** Start Materials provided **
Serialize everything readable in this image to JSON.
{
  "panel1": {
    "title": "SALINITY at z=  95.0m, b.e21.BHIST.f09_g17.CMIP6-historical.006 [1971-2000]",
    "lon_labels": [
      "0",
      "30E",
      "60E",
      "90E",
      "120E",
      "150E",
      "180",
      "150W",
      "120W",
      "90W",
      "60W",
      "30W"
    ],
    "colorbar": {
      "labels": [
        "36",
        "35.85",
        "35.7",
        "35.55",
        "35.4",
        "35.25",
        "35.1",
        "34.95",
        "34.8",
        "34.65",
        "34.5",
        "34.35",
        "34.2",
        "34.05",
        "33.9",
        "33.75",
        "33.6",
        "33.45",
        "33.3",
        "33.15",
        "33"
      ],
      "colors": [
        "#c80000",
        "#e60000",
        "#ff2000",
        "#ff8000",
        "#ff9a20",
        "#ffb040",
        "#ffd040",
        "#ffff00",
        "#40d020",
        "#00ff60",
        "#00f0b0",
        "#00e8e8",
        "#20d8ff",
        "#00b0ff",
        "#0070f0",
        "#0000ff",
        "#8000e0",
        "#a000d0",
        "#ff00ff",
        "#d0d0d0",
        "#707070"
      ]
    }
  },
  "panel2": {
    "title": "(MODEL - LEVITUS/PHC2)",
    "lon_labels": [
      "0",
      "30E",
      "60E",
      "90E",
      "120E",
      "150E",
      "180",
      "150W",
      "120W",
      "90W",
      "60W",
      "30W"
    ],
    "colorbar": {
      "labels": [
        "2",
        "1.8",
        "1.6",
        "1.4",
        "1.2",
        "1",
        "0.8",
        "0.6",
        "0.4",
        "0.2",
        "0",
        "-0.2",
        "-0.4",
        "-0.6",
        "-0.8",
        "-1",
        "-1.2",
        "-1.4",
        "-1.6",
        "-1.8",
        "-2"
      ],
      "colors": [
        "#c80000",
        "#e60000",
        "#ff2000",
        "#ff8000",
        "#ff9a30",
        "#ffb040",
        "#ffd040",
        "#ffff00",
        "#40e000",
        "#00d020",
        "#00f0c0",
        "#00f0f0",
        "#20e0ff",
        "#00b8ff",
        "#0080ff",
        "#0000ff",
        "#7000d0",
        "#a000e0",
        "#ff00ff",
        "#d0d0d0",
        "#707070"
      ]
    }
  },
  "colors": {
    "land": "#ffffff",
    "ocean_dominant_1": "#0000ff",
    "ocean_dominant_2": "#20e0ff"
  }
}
** End Materials provided **
Copy each line of the preceding data that contains the string "title".

    "title": "SALINITY at z=  95.0m, b.e21.BHIST.f09_g17.CMIP6-historical.006 [1971-2000]",
    "title": "(MODEL - LEVITUS/PHC2)",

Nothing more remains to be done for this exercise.